(Extracted data entries)
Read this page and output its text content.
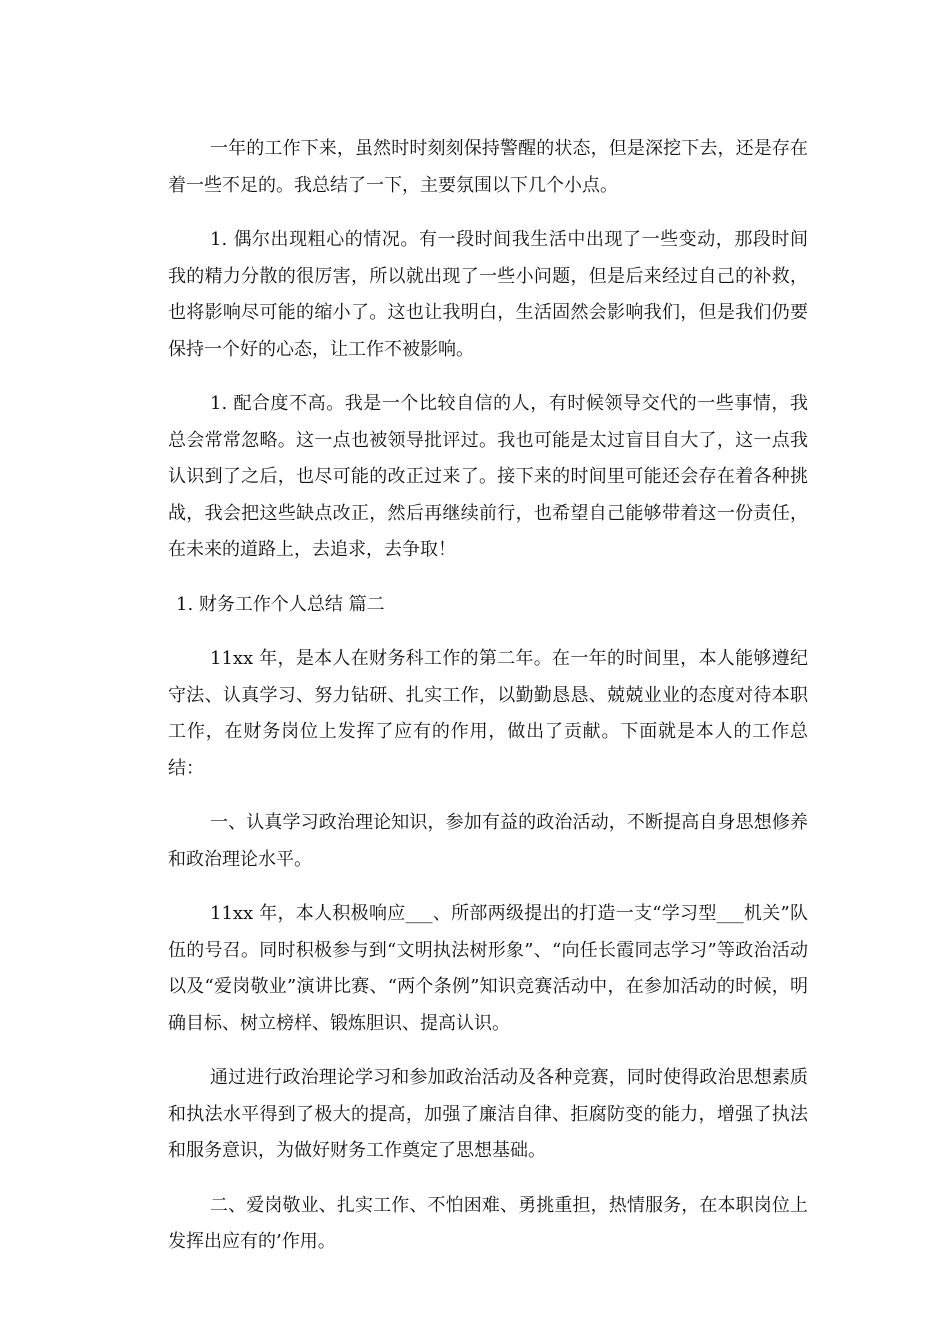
一年的工作下来，虽然时时刻刻保持警醒的状态，但是深挖下去，还是存在着一些不足的。我总结了一下，主要氛围以下几个小点。

1. 偶尔出现粗心的情况。有一段时间我生活中出现了一些变动，那段时间我的精力分散的很厉害，所以就出现了一些小问题，但是后来经过自己的补救，也将影响尽可能的缩小了。这也让我明白，生活固然会影响我们，但是我们仍要保持一个好的心态，让工作不被影响。

1. 配合度不高。我是一个比较自信的人，有时候领导交代的一些事情，我总会常常忽略。这一点也被领导批评过。我也可能是太过盲目自大了，这一点我认识到了之后，也尽可能的改正过来了。接下来的时间里可能还会存在着各种挑战，我会把这些缺点改正，然后再继续前行，也希望自己能够带着这一份责任，在未来的道路上，去追求，去争取！

1. 财务工作个人总结 篇二

11xx 年，是本人在财务科工作的第二年。在一年的时间里，本人能够遵纪守法、认真学习、努力钻研、扎实工作，以勤勤恳恳、兢兢业业的态度对待本职工作，在财务岗位上发挥了应有的作用，做出了贡献。下面就是本人的工作总结：

一、认真学习政治理论知识，参加有益的政治活动，不断提高自身思想修养和政治理论水平。

11xx 年，本人积极响应___、所部两级提出的打造一支“学习型___机关”队伍的号召。同时积极参与到“文明执法树形象”、“向任长霞同志学习”等政治活动以及“爱岗敬业”演讲比赛、“两个条例”知识竞赛活动中，在参加活动的时候，明确目标、树立榜样、锻炼胆识、提高认识。

通过进行政治理论学习和参加政治活动及各种竞赛，同时使得政治思想素质和执法水平得到了极大的提高，加强了廉洁自律、拒腐防变的能力，增强了执法和服务意识，为做好财务工作奠定了思想基础。

二、爱岗敬业、扎实工作、不怕困难、勇挑重担，热情服务，在本职岗位上发挥出应有的’作用。
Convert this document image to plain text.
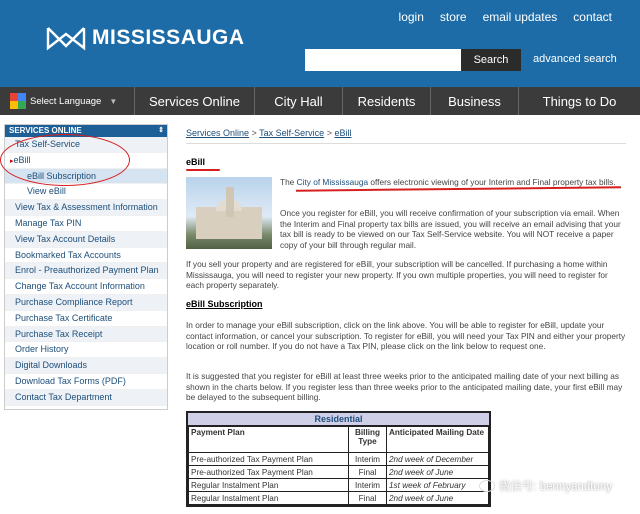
MISSISSAUGA
login store email updates contact
Search	advanced search
Select Language ▼	Services Online	City Hall	Residents	Business	Things to Do
SERVICES ONLINE	⇕
Tax Self-Service
▸eBill
eBill Subscription
View eBill
View Tax & Assessment Information
Manage Tax PIN
View Tax Account Details
Bookmarked Tax Accounts
Enrol - Preauthorized Payment Plan
Change Tax Account Information
Purchase Compliance Report
Purchase Tax Certificate
Purchase Tax Receipt
Order History
Digital Downloads
Download Tax Forms (PDF)
Contact Tax Department
Services Online > Tax Self-Service > eBill
eBill
The City of Mississauga offers electronic viewing of your Interim and Final property tax bills.
Once you register for eBill, you will receive confirmation of your subscription via email. When the Interim and Final property tax bills are issued, you will receive an email advising that your tax bill is ready to be viewed on our Tax Self-Service website. You will NOT receive a paper copy of your bill through regular mail.
If you sell your property and are registered for eBill, your subscription will be cancelled. If purchasing a home within Mississauga, you will need to register your new property. If you own multiple properties, you will need to register for each property separately.
eBill Subscription
In order to manage your eBill subscription, click on the link above. You will be able to register for eBill, update your contact information, or cancel your subscription. To register for eBill, you will need your Tax PIN and either your property location or roll number. If you do not have a Tax PIN, please click on the link below to request one.
It is suggested that you register for eBill at least three weeks prior to the anticipated mailing date of your next billing as shown in the charts below. If you register less than three weeks prior to the anticipated mailing date, your first eBill may be delayed to the subsequent billing.
Residential
Payment Plan	Billing Type	Anticipated Mailing Date
Pre-authorized Tax Payment Plan	Interim	2nd week of December
Pre-authorized Tax Payment Plan	Final	2nd week of June
Regular Instalment Plan	Interim	1st week of February
Regular Instalment Plan	Final	2nd week of June
微信号: bennyandtony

_Problem to work on:_
Set down the complete material exactly, but do not include the images.

_Final result:_
Read this page and output its text content.
一年的工作下来，虽然时时刻刻保持警醒的状态，但是深挖下去，还是存在着一些不足的。我总结了一下，主要氛围以下几个小点。

1. 偶尔出现粗心的情况。有一段时间我生活中出现了一些变动，那段时间我的精力分散的很厉害，所以就出现了一些小问题，但是后来经过自己的补救，也将影响尽可能的缩小了。这也让我明白，生活固然会影响我们，但是我们仍要保持一个好的心态，让工作不被影响。

1. 配合度不高。我是一个比较自信的人，有时候领导交代的一些事情，我总会常常忽略。这一点也被领导批评过。我也可能是太过盲目自大了，这一点我认识到了之后，也尽可能的改正过来了。接下来的时间里可能还会存在着各种挑战，我会把这些缺点改正，然后再继续前行，也希望自己能够带着这一份责任，在未来的道路上，去追求，去争取！

1. 财务工作个人总结 篇二

11xx 年，是本人在财务科工作的第二年。在一年的时间里，本人能够遵纪守法、认真学习、努力钻研、扎实工作，以勤勤恳恳、兢兢业业的态度对待本职工作，在财务岗位上发挥了应有的作用，做出了贡献。下面就是本人的工作总结：

一、认真学习政治理论知识，参加有益的政治活动，不断提高自身思想修养和政治理论水平。

11xx 年，本人积极响应___、所部两级提出的打造一支“学习型___机关”队伍的号召。同时积极参与到“文明执法树形象”、“向任长霞同志学习”等政治活动以及“爱岗敬业”演讲比赛、“两个条例”知识竞赛活动中，在参加活动的时候，明确目标、树立榜样、锻炼胆识、提高认识。

通过进行政治理论学习和参加政治活动及各种竞赛，同时使得政治思想素质和执法水平得到了极大的提高，加强了廉洁自律、拒腐防变的能力，增强了执法和服务意识，为做好财务工作奠定了思想基础。

二、爱岗敬业、扎实工作、不怕困难、勇挑重担，热情服务，在本职岗位上发挥出应有的’作用。
Convert this document image to plain text.
MISSISSAUGA
login store email updates contact
Search	advanced search
Select Language ▼	Services Online	City Hall	Residents	Business	Things to Do
SERVICES ONLINE	⇕
Tax Self-Service
▸eBill
eBill Subscription
View eBill
View Tax & Assessment Information
Manage Tax PIN
View Tax Account Details
Bookmarked Tax Accounts
Enrol - Preauthorized Payment Plan
Change Tax Account Information
Purchase Compliance Report
Purchase Tax Certificate
Purchase Tax Receipt
Order History
Digital Downloads
Download Tax Forms (PDF)
Contact Tax Department
Services Online > Tax Self-Service > eBill
eBill
The City of Mississauga offers electronic viewing of your Interim and Final property tax bills.
Once you register for eBill, you will receive confirmation of your subscription via email. When the Interim and Final property tax bills are issued, you will receive an email advising that your tax bill is ready to be viewed on our Tax Self-Service website. You will NOT receive a paper copy of your bill through regular mail.
If you sell your property and are registered for eBill, your subscription will be cancelled. If purchasing a home within Mississauga, you will need to register your new property. If you own multiple properties, you will need to register for each property separately.
eBill Subscription
In order to manage your eBill subscription, click on the link above. You will be able to register for eBill, update your contact information, or cancel your subscription. To register for eBill, you will need your Tax PIN and either your property location or roll number. If you do not have a Tax PIN, please click on the link below to request one.
It is suggested that you register for eBill at least three weeks prior to the anticipated mailing date of your next billing as shown in the charts below. If you register less than three weeks prior to the anticipated mailing date, your first eBill may be delayed to the subsequent billing.
Residential
Payment Plan	Billing Type	Anticipated Mailing Date
Pre-authorized Tax Payment Plan	Interim	2nd week of December
Pre-authorized Tax Payment Plan	Final	2nd week of June
Regular Instalment Plan	Interim	1st week of February
Regular Instalment Plan	Final	2nd week of June
微信号: bennyandtony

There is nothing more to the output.